▶ GOAL: Can you return every line of the material below unchanged, character for character?

Layout annotation records
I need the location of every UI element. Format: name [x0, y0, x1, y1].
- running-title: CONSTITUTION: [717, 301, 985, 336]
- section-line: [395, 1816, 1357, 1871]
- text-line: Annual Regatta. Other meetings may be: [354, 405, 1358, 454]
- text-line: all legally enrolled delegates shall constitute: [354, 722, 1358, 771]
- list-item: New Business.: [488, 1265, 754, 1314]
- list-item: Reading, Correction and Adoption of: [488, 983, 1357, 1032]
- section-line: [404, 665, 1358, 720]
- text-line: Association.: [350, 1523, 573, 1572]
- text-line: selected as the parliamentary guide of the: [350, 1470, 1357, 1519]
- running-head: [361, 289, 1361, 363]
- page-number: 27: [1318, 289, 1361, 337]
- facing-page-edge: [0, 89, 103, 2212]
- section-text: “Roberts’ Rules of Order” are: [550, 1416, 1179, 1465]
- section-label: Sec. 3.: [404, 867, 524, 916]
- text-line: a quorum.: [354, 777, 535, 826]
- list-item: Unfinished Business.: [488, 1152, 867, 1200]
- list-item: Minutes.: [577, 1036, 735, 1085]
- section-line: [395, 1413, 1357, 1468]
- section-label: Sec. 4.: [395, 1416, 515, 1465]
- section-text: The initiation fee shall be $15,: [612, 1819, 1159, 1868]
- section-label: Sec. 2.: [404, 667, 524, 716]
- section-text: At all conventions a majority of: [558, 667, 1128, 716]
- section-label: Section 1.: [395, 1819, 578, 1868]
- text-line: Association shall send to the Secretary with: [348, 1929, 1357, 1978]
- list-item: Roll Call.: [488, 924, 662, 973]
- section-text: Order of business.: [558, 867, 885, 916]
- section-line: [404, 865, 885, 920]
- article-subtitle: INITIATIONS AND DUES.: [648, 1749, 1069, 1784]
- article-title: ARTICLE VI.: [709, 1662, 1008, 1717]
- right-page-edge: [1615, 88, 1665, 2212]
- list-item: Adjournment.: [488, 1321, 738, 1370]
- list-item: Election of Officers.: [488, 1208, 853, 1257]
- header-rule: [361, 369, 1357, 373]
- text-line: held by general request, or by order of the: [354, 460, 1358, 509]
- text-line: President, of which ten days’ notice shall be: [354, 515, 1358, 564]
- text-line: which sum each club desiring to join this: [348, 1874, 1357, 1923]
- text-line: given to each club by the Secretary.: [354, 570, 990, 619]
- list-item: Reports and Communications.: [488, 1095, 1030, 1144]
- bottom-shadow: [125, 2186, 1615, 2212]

▶ COMPLETED TASK:
I need the location of every UI element. Format: name [x0, y0, x1, y1].
- running-title: CONSTITUTION: [717, 301, 985, 336]
- section-line: [395, 1816, 1357, 1871]
- text-line: Annual Regatta. Other meetings may be: [354, 405, 1358, 454]
- text-line: all legally enrolled delegates shall constitute: [354, 722, 1358, 771]
- list-item: New Business.: [488, 1265, 754, 1314]
- list-item: Reading, Correction and Adoption of: [488, 983, 1357, 1032]
- section-line: [404, 665, 1358, 720]
- text-line: Association.: [350, 1523, 573, 1572]
- text-line: selected as the parliamentary guide of the: [350, 1470, 1357, 1519]
- running-head: [361, 289, 1361, 363]
- page-number: 27: [1318, 289, 1361, 337]
- facing-page-edge: [0, 89, 103, 2212]
- section-text: “Roberts’ Rules of Order” are: [550, 1416, 1179, 1465]
- section-label: Sec. 3.: [404, 867, 524, 916]
- text-line: a quorum.: [354, 777, 535, 826]
- list-item: Unfinished Business.: [488, 1152, 867, 1200]
- list-item: Minutes.: [577, 1036, 735, 1085]
- section-line: [395, 1413, 1357, 1468]
- section-label: Sec. 4.: [395, 1416, 515, 1465]
- section-text: The initiation fee shall be $15,: [612, 1819, 1159, 1868]
- section-label: Sec. 2.: [404, 667, 524, 716]
- section-text: At all conventions a majority of: [558, 667, 1128, 716]
- section-label: Section 1.: [395, 1819, 578, 1868]
- text-line: Association shall send to the Secretary with: [348, 1929, 1357, 1978]
- list-item: Roll Call.: [488, 924, 662, 973]
- section-text: Order of business.: [558, 867, 885, 916]
- section-line: [404, 865, 885, 920]
- article-subtitle: INITIATIONS AND DUES.: [648, 1749, 1069, 1784]
- article-title: ARTICLE VI.: [709, 1662, 1008, 1717]
- right-page-edge: [1615, 88, 1665, 2212]
- list-item: Adjournment.: [488, 1321, 738, 1370]
- list-item: Election of Officers.: [488, 1208, 853, 1257]
- header-rule: [361, 369, 1357, 373]
- text-line: held by general request, or by order of the: [354, 460, 1358, 509]
- text-line: President, of which ten days’ notice shall be: [354, 515, 1358, 564]
- text-line: which sum each club desiring to join this: [348, 1874, 1357, 1923]
- text-line: given to each club by the Secretary.: [354, 570, 990, 619]
- list-item: Reports and Communications.: [488, 1095, 1030, 1144]
- bottom-shadow: [125, 2186, 1615, 2212]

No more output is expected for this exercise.